## What needs to be done
Reproduce the following lines without changing anything.

Element boundary lines
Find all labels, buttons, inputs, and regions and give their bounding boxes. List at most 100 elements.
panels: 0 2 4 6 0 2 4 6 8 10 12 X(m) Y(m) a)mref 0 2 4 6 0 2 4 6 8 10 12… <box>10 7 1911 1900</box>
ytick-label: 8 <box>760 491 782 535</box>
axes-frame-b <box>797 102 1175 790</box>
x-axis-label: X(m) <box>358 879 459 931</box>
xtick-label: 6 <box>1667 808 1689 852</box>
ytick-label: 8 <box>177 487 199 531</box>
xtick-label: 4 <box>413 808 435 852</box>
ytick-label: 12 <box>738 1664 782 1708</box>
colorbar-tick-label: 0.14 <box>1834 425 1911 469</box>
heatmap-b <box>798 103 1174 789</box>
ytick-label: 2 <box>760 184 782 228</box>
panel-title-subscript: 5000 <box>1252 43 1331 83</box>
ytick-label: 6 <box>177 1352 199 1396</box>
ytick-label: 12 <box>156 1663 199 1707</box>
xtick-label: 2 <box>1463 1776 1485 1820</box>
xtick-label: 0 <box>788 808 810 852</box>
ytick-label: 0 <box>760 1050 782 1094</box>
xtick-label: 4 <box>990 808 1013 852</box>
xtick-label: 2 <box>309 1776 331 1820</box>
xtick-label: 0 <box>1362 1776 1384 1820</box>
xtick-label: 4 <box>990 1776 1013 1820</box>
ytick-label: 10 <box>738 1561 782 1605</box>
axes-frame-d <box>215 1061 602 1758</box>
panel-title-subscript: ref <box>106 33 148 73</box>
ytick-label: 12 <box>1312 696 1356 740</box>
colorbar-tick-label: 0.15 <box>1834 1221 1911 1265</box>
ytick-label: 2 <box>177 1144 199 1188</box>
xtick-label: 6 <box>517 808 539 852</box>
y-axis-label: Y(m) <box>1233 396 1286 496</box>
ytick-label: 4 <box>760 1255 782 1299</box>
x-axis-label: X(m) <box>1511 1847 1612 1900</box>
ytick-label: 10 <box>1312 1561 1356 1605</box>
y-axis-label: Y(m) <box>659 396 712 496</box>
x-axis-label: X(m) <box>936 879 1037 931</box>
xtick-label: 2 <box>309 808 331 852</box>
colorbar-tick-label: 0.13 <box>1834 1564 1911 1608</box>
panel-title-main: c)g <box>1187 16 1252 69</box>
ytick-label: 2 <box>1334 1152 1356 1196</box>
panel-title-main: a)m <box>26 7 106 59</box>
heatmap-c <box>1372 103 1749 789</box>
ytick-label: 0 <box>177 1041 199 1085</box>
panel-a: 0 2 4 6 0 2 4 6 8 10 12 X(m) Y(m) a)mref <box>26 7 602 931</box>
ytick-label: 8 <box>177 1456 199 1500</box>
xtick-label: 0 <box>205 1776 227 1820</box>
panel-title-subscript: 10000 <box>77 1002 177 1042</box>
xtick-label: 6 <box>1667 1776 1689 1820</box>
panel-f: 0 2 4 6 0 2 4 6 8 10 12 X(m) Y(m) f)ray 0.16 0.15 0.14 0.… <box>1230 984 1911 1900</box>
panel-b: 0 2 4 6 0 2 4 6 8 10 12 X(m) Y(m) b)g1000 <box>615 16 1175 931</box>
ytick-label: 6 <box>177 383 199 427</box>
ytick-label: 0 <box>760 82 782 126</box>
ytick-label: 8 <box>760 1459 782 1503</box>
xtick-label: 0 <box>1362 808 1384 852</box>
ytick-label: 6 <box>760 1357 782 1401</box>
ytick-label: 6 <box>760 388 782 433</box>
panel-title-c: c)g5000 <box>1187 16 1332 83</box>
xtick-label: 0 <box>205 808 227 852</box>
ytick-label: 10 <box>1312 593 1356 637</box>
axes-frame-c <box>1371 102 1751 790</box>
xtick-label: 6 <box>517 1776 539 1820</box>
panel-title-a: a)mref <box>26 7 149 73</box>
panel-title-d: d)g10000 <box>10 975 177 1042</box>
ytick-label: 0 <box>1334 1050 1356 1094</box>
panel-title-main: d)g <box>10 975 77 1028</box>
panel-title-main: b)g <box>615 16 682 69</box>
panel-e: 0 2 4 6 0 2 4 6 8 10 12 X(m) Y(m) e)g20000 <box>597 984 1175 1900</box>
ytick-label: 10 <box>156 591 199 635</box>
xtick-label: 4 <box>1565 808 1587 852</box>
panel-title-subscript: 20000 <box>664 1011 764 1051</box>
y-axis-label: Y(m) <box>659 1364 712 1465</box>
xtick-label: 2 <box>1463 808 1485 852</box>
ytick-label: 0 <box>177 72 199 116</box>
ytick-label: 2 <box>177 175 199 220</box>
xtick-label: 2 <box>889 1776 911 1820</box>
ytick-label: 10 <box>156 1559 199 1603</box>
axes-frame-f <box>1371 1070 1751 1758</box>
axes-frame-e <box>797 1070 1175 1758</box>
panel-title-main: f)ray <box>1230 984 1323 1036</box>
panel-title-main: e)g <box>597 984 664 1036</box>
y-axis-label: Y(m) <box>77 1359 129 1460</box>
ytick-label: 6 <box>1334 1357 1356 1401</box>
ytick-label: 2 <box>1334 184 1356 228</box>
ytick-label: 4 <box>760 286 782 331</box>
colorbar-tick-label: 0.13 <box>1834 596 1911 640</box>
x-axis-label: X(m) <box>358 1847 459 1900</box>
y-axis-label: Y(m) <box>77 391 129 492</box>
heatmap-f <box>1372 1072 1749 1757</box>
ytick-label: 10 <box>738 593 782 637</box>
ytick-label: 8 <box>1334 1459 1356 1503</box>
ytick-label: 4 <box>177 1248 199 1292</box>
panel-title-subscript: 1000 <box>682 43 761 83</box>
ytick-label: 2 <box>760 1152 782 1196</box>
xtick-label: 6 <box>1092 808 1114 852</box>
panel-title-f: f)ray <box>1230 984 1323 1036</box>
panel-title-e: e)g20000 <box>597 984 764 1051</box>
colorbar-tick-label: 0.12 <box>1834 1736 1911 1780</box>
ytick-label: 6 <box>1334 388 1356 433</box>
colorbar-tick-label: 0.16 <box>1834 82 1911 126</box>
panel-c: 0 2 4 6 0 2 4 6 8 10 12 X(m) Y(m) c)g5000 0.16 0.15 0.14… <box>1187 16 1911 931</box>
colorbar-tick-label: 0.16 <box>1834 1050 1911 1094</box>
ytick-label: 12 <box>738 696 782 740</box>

## The output
Find all labels, buttons, inputs, and regions and give their bounding boxes. List at most 100 elements.
panels: 0 2 4 6 0 2 4 6 8 10 12 X(m) Y(m) a)mref 0 2 4 6 0 2 4 6 8 10 12… <box>10 7 1911 1900</box>
ytick-label: 8 <box>760 491 782 535</box>
axes-frame-b <box>797 102 1175 790</box>
x-axis-label: X(m) <box>358 879 459 931</box>
xtick-label: 6 <box>1667 808 1689 852</box>
ytick-label: 8 <box>177 487 199 531</box>
xtick-label: 4 <box>413 808 435 852</box>
ytick-label: 12 <box>738 1664 782 1708</box>
colorbar-tick-label: 0.14 <box>1834 425 1911 469</box>
heatmap-b <box>798 103 1174 789</box>
ytick-label: 2 <box>760 184 782 228</box>
panel-title-subscript: 5000 <box>1252 43 1331 83</box>
ytick-label: 6 <box>177 1352 199 1396</box>
ytick-label: 12 <box>156 1663 199 1707</box>
xtick-label: 2 <box>1463 1776 1485 1820</box>
xtick-label: 0 <box>788 808 810 852</box>
ytick-label: 0 <box>760 1050 782 1094</box>
xtick-label: 4 <box>990 808 1013 852</box>
xtick-label: 2 <box>309 1776 331 1820</box>
xtick-label: 0 <box>1362 1776 1384 1820</box>
xtick-label: 4 <box>990 1776 1013 1820</box>
ytick-label: 10 <box>738 1561 782 1605</box>
axes-frame-d <box>215 1061 602 1758</box>
panel-title-subscript: ref <box>106 33 148 73</box>
ytick-label: 12 <box>1312 696 1356 740</box>
colorbar-tick-label: 0.15 <box>1834 1221 1911 1265</box>
ytick-label: 2 <box>177 1144 199 1188</box>
xtick-label: 6 <box>517 808 539 852</box>
y-axis-label: Y(m) <box>1233 396 1286 496</box>
ytick-label: 4 <box>760 1255 782 1299</box>
x-axis-label: X(m) <box>1511 1847 1612 1900</box>
ytick-label: 10 <box>1312 1561 1356 1605</box>
y-axis-label: Y(m) <box>659 396 712 496</box>
x-axis-label: X(m) <box>936 879 1037 931</box>
xtick-label: 2 <box>309 808 331 852</box>
colorbar-tick-label: 0.13 <box>1834 1564 1911 1608</box>
panel-title-main: c)g <box>1187 16 1252 69</box>
ytick-label: 2 <box>1334 1152 1356 1196</box>
panel-title-main: a)m <box>26 7 106 59</box>
heatmap-c <box>1372 103 1749 789</box>
ytick-label: 0 <box>177 1041 199 1085</box>
panel-a: 0 2 4 6 0 2 4 6 8 10 12 X(m) Y(m) a)mref <box>26 7 602 931</box>
ytick-label: 8 <box>177 1456 199 1500</box>
xtick-label: 0 <box>205 1776 227 1820</box>
panel-title-subscript: 10000 <box>77 1002 177 1042</box>
xtick-label: 6 <box>1667 1776 1689 1820</box>
panel-f: 0 2 4 6 0 2 4 6 8 10 12 X(m) Y(m) f)ray 0.16 0.15 0.14 0.… <box>1230 984 1911 1900</box>
panel-b: 0 2 4 6 0 2 4 6 8 10 12 X(m) Y(m) b)g1000 <box>615 16 1175 931</box>
ytick-label: 6 <box>177 383 199 427</box>
ytick-label: 0 <box>760 82 782 126</box>
ytick-label: 8 <box>760 1459 782 1503</box>
xtick-label: 0 <box>1362 808 1384 852</box>
ytick-label: 6 <box>760 1357 782 1401</box>
ytick-label: 6 <box>760 388 782 433</box>
panel-title-c: c)g5000 <box>1187 16 1332 83</box>
xtick-label: 0 <box>205 808 227 852</box>
ytick-label: 10 <box>1312 593 1356 637</box>
axes-frame-c <box>1371 102 1751 790</box>
xtick-label: 6 <box>517 1776 539 1820</box>
panel-title-a: a)mref <box>26 7 149 73</box>
panel-title-d: d)g10000 <box>10 975 177 1042</box>
ytick-label: 0 <box>1334 1050 1356 1094</box>
panel-title-main: d)g <box>10 975 77 1028</box>
panel-title-main: b)g <box>615 16 682 69</box>
panel-e: 0 2 4 6 0 2 4 6 8 10 12 X(m) Y(m) e)g20000 <box>597 984 1175 1900</box>
ytick-label: 10 <box>156 591 199 635</box>
xtick-label: 4 <box>1565 808 1587 852</box>
panel-title-subscript: 20000 <box>664 1011 764 1051</box>
y-axis-label: Y(m) <box>659 1364 712 1465</box>
xtick-label: 2 <box>1463 808 1485 852</box>
ytick-label: 0 <box>177 72 199 116</box>
ytick-label: 2 <box>177 175 199 220</box>
xtick-label: 2 <box>889 1776 911 1820</box>
ytick-label: 10 <box>156 1559 199 1603</box>
axes-frame-f <box>1371 1070 1751 1758</box>
axes-frame-e <box>797 1070 1175 1758</box>
panel-title-main: f)ray <box>1230 984 1323 1036</box>
panel-title-main: e)g <box>597 984 664 1036</box>
y-axis-label: Y(m) <box>77 1359 129 1460</box>
ytick-label: 6 <box>1334 1357 1356 1401</box>
ytick-label: 2 <box>1334 184 1356 228</box>
ytick-label: 4 <box>760 286 782 331</box>
colorbar-tick-label: 0.13 <box>1834 596 1911 640</box>
x-axis-label: X(m) <box>358 1847 459 1900</box>
y-axis-label: Y(m) <box>77 391 129 492</box>
heatmap-f <box>1372 1072 1749 1757</box>
ytick-label: 10 <box>738 593 782 637</box>
ytick-label: 8 <box>1334 1459 1356 1503</box>
ytick-label: 4 <box>177 1248 199 1292</box>
panel-title-subscript: 1000 <box>682 43 761 83</box>
ytick-label: 2 <box>760 1152 782 1196</box>
xtick-label: 6 <box>1092 808 1114 852</box>
panel-title-f: f)ray <box>1230 984 1323 1036</box>
panel-title-e: e)g20000 <box>597 984 764 1051</box>
colorbar-tick-label: 0.12 <box>1834 1736 1911 1780</box>
ytick-label: 6 <box>1334 388 1356 433</box>
colorbar-tick-label: 0.16 <box>1834 82 1911 126</box>
panel-c: 0 2 4 6 0 2 4 6 8 10 12 X(m) Y(m) c)g5000 0.16 0.15 0.14… <box>1187 16 1911 931</box>
colorbar-tick-label: 0.16 <box>1834 1050 1911 1094</box>
ytick-label: 12 <box>738 696 782 740</box>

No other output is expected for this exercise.